◆ **Document text**:
____________________
Some pieces of literature are so powerful that they leave an imprint. Either it is the plot that moves us, or certain characters that we fall in love with, or some phrases that stick to us.
At times, these phrases become part of our vocabulary. Or we hear them so often in the popular culture that we tend to adopt them. Whatever may be the case, most of these are popularised by cinema but have their roots in literature.
So here is a list of popular expressions that originated from pieces of literature.
- Catch 22 from Catch-22
Dictionary.com , an online dictionary describes “Catch 22” as a “situation in which a person is frustrated by a paradoxical rule or set of circumstances that preclude any attempt to escape from them”.
The term was coined by Joseph Heller, an American author in his 1962 novel’s titled Catch 22 with a backdrop of the WWII. The situation can be explained as follows, a bomber pilot in the novel wants to get out his duty by claiming that he is insane but the very action would mean the awareness of the fact that he is insane, thus implying that he is actually sane.
A modern example is “a person can’t get a job without experience, but can’t get experience without a job”. A classic Catch 22 situation!
- I don’t give a damn from Gone With the Wind
This phrase was popularised by the 1939 film “Gone With the Wind” which is an adaptation of Margaret Mitchell’s first and last novel by the same name. The phrase in the movie “Frankly, my dear, I don’t give a damn” became the number one movie line according to a survey and also the most recognised line in cinema. However, the original phrase in the Pulitzer Prize-winning novel is “My dear, I don’t give a damn.” The novel is set against the backdrop of the American Civil War and highlights the struggles of war concentrating on its protagonist Scarlett O’Hara and her struggle to survive.
____________________
◆ **Raw data**:

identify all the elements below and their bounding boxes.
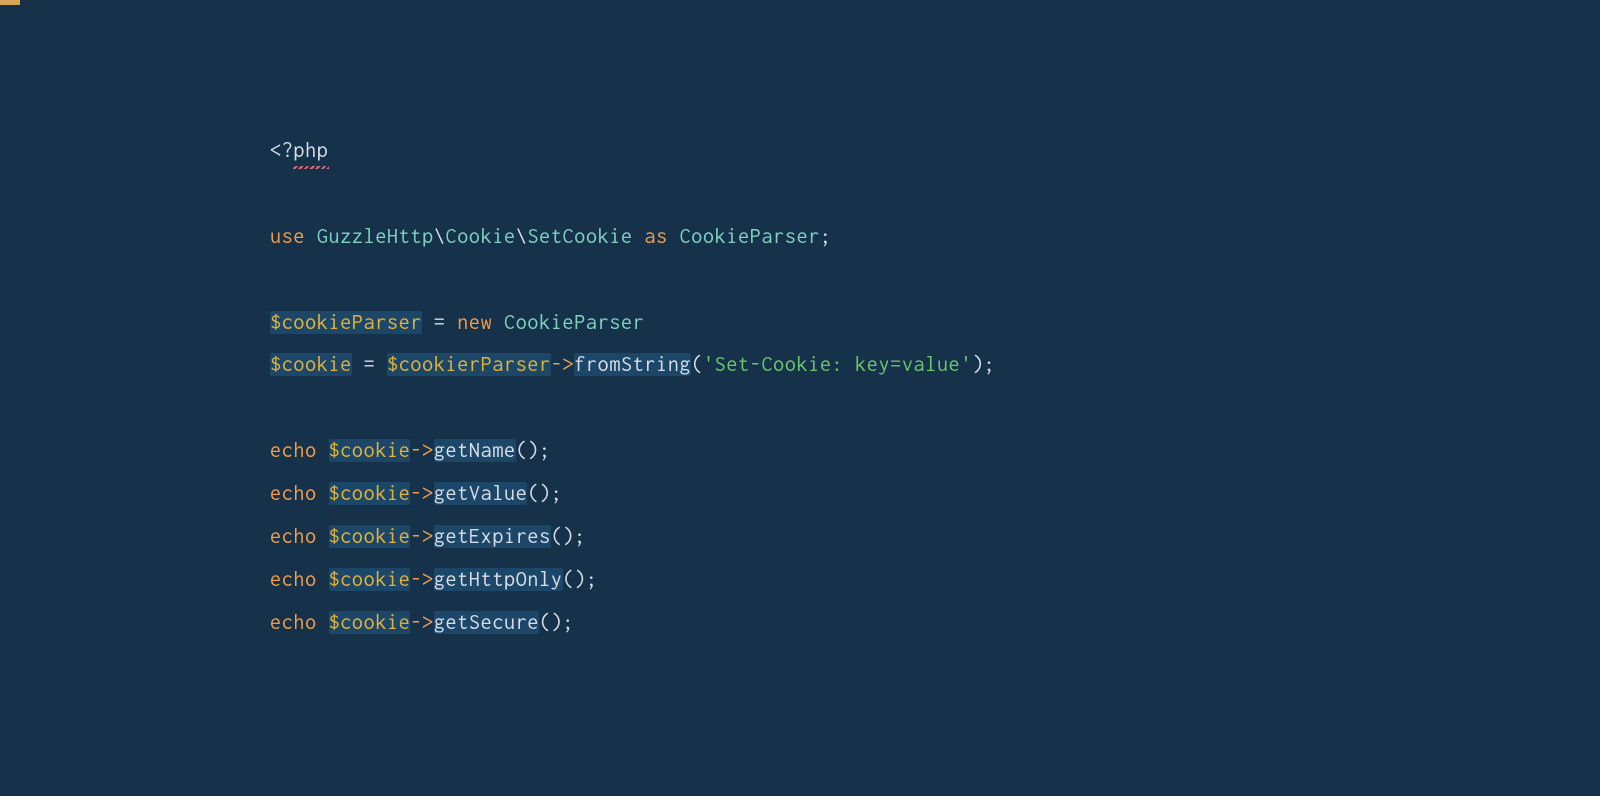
____________________
◆ **Written task**:
Summarize the passage on literary expressions in two sentences. Rely solely on the passage on literary expressions when responding.

◆ **Written response**:
Many popular expressions that people adopt into their vocabulary were popularized by cinema but have their roots in literature. "Catch 22," coined by Joseph Heller in his 1962 novel, describes a frustrating situation governed by a paradoxical rule that prevents escape, while "I don't give a damn" was popularized by the 1939 film adaptation of Margaret Mitchell's novel "Gone With the Wind," in which the original line reads "My dear, I don't give a damn."